[SUPPLIED TEXT]

•••

Background Interest Information

Euthanasia is a contentious area and the debate is ceaseless, however it was recently highlighted by the success of Debbie Purdy in the House of Lords which has resulted in the Director of Public Prosecutions being required to publish guidelines for prosecutors in cases of assisted suicide, these guidelines refer specifically to those circumstances where assistance is given to a terminally ill or severely disabled patient. The role of doctor’s in caring for the terminally ill is given insufficient consideration in this debate despite the fact that it is crucial to any change in legislation or in the application of that legislation by the judiciary and executive.

Brief Rational Statement

The role of doctors is defined by both ethical and legal considerations and requires the doctor to respect the patient’s autonomy, respect the sanctity of human life, respect the relationship of trust that exists between the doctor and patient and promote the patient’s quality of life whilst being guided by the principles of beneficence and non-maleficence. There is growing public support for a relaxation of the law in relation to assisted dying for the terminally ill, reflected in the recent publication by the Director of Public Prosecutions of guidelines for prosecutors in cases of assisted suicide. There seems to be a conflict between the responsibilities of doctors and the practice of euthanasia which is being ignored in the current debate on the law surrounding assisted suicide.

Overall Research Aims

In the current debate on assisted dying little, if any, attention is paid to the role of medical practitioners, particularly doctors, in treating the terminally ill. The overall research aim of this project is to evaluate whether a doctor can offer assistance to a patient who has expressed a desire for an assisted death without acting contrary to the ethical and legal principles with define her duties as a doctor.

A doctor’s duties are much broader than whether or not her actions breach the criminal law, she is guided by the Hippocratic oath and a myriad of ethical and legal principles and doctrines which are so intertwined with her role and the practice of medicine that in order to reach any decision of legislative reform this package of duties and responsibilities needs to be carefully unpacked and explored.

It is hoped that by critically examining the duties and responsibilities of doctors and the legal and ethical framework within which the practice of medicine takes place the debate surrounding assisted dying can be furthered and any reforms, or proposals for reform, will not only be principled but also realistic. Deciding whether or not legislative reform is necessary is only part of the debate, how such policies will operate in practice is of crucial importance to ensure the protection of the interests of medical professional and the vulnerable patients in their care.

Individual Research Objectives

In order to answer the question some complicated issues need to be identified and discussed. The first aim of this dissertation will be to clearly define the parameters of the project by defining the question and the terms within it. Of primary importance is to define the term euthanasia, distinguishing between passive and active forms as well as voluntary, involuntary and non-voluntary forms. This project also intends to explain the relationship between these terms and the language of the law which recognises offences of murder, manslaughter and assisted suicide.

•••

[RECORD EXTRACTS]

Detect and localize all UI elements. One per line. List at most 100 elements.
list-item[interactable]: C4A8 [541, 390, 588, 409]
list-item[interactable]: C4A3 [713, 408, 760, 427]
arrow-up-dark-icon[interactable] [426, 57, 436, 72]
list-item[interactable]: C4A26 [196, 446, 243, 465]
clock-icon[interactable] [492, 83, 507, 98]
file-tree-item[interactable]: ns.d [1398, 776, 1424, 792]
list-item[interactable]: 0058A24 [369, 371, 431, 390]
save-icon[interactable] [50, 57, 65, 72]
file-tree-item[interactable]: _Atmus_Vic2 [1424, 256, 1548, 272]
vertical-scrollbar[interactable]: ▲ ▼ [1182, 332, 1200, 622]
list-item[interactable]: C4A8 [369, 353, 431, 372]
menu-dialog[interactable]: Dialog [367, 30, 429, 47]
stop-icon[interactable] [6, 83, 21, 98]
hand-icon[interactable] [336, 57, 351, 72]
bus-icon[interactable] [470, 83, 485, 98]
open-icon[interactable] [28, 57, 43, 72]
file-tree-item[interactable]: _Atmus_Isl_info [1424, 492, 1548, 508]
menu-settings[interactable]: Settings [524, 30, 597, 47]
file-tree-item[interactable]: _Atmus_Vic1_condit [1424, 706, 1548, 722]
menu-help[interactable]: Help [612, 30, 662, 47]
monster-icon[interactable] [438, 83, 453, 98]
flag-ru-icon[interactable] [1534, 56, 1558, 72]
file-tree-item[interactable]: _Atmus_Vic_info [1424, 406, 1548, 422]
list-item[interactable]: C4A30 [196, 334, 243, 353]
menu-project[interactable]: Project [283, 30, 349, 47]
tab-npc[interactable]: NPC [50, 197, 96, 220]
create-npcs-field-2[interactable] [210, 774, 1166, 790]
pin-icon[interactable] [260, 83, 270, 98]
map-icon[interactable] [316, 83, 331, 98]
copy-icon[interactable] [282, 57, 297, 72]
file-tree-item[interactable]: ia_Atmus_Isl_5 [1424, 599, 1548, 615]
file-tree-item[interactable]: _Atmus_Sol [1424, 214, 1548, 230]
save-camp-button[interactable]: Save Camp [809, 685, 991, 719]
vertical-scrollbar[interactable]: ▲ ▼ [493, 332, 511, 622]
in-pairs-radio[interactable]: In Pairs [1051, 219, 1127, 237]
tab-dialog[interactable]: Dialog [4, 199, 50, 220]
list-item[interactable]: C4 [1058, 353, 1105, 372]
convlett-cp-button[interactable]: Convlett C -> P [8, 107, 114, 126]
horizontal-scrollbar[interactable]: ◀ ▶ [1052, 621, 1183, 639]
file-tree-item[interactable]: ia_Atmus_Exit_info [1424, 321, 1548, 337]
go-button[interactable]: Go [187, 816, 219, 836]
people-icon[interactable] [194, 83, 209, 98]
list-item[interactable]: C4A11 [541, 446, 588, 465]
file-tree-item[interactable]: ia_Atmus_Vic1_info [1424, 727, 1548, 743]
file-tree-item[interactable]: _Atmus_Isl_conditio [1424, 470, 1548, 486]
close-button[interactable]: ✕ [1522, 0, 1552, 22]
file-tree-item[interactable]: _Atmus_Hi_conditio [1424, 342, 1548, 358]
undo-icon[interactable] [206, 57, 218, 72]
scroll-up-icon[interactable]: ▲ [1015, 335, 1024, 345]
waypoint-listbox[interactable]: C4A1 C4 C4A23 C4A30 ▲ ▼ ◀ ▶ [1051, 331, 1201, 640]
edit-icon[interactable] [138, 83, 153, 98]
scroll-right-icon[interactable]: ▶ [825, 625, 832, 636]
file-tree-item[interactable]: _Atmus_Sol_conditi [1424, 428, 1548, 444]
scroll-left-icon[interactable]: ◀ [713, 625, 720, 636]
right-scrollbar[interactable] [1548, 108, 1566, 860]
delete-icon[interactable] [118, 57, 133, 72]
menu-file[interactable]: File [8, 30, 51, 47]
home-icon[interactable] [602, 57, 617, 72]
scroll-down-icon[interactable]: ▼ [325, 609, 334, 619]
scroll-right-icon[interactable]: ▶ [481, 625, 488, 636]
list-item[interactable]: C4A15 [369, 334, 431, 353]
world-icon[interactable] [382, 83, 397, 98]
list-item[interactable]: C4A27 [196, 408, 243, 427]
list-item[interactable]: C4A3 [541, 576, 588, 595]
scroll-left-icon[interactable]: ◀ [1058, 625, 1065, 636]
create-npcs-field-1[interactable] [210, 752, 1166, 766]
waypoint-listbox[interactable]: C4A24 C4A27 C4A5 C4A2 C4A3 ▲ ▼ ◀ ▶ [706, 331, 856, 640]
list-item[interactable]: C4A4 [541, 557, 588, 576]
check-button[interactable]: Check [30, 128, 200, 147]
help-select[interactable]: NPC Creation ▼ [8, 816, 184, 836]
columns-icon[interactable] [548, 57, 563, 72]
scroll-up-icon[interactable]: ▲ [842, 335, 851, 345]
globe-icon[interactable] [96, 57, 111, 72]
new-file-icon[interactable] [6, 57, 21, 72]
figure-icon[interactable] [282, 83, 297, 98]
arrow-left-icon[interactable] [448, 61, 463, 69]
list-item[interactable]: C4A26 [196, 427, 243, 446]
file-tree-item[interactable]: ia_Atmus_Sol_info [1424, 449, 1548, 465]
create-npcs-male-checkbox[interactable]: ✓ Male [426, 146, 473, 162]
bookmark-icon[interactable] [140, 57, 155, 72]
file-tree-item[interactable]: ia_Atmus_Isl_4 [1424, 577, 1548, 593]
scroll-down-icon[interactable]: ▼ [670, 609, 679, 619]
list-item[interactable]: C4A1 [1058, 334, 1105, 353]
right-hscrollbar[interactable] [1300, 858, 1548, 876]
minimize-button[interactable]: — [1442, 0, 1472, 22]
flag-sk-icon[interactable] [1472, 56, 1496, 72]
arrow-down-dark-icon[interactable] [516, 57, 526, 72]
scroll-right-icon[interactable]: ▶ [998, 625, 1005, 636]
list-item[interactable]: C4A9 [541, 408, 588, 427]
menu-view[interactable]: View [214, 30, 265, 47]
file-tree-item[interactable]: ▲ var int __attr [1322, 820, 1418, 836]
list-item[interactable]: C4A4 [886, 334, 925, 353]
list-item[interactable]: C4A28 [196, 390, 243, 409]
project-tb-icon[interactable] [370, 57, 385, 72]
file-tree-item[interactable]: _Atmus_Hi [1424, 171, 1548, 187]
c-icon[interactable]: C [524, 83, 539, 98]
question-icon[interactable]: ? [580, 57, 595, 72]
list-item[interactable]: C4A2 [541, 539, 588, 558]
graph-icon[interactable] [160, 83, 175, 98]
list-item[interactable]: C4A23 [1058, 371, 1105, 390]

•••

[ACTIVITY A]
Copy the part of the dissertation proposal starting with "Overall Research Aims" and going on through "as a doctor.".
[ACTIVITY B]
Write the next part of the dissertation proposal on doctors and assisted dying, picking up after its final sentence.
The rows have nothing to do with the dissertation proposal on doctors and assisted dying.

[RESPONSE AREA A]
Overall Research Aims

In the current debate on assisted dying little, if any, attention is paid to the role of medical practitioners, particularly doctors, in treating the terminally ill. The overall research aim of this project is to evaluate whether a doctor can offer assistance to a patient who has expressed a desire for an assisted death without acting contrary to the ethical and legal principles with define her duties as a doctor.

[RESPONSE AREA B]
There is countless recourse to the language of bioethics by the judiciary, legislature, and executive and some of these bioethical principles impose legal obligations upon those practising medicine. This second aim of the project is to identify key ethical principles that influence the practice of medicine, such as autonomy and the sanctity of life doctrine, and analyse how these principles are reflected in both statutory and common law. This will enable an identification of where a doctor’s obligations of respect for autonomy and sanctity of life, trust, beneficence and non-maleficence come from and in what ways a doctor is legally and morally obligated to act in accordance with them.

The third aim of this project is to draw together these first two aims and consider whether there is a conflict between a doctor’s moral and legal obligations and offering assistance to a terminally ill patient who requests an assisted death. To achieve this the project will investigate the extent of a doctor’s duty to alleviate pain and suffering and promote quality of life.

The purpose of this project is to identify how the law should address any conflict that arises between the role of the doctor and euthanasia, particularly the practice of physician assisted suicide. The conclusion of this project will assess what a doctor’s duties are when there is a conflict between the principles that should guide the practice of medicine, such as respecting a patient’s autonomous wish to die whilst promoting the doctrine of sanctity of life. The conclusion will include a critical evaluation of the proposals for legislative reform from the perspective informed by the considerations of the duties of a doctor.

Proposed Dissertation Title

An assessment of whether euthanasia conflicts with the ethical and legal responsibilities of doctors and how the law should reflect this.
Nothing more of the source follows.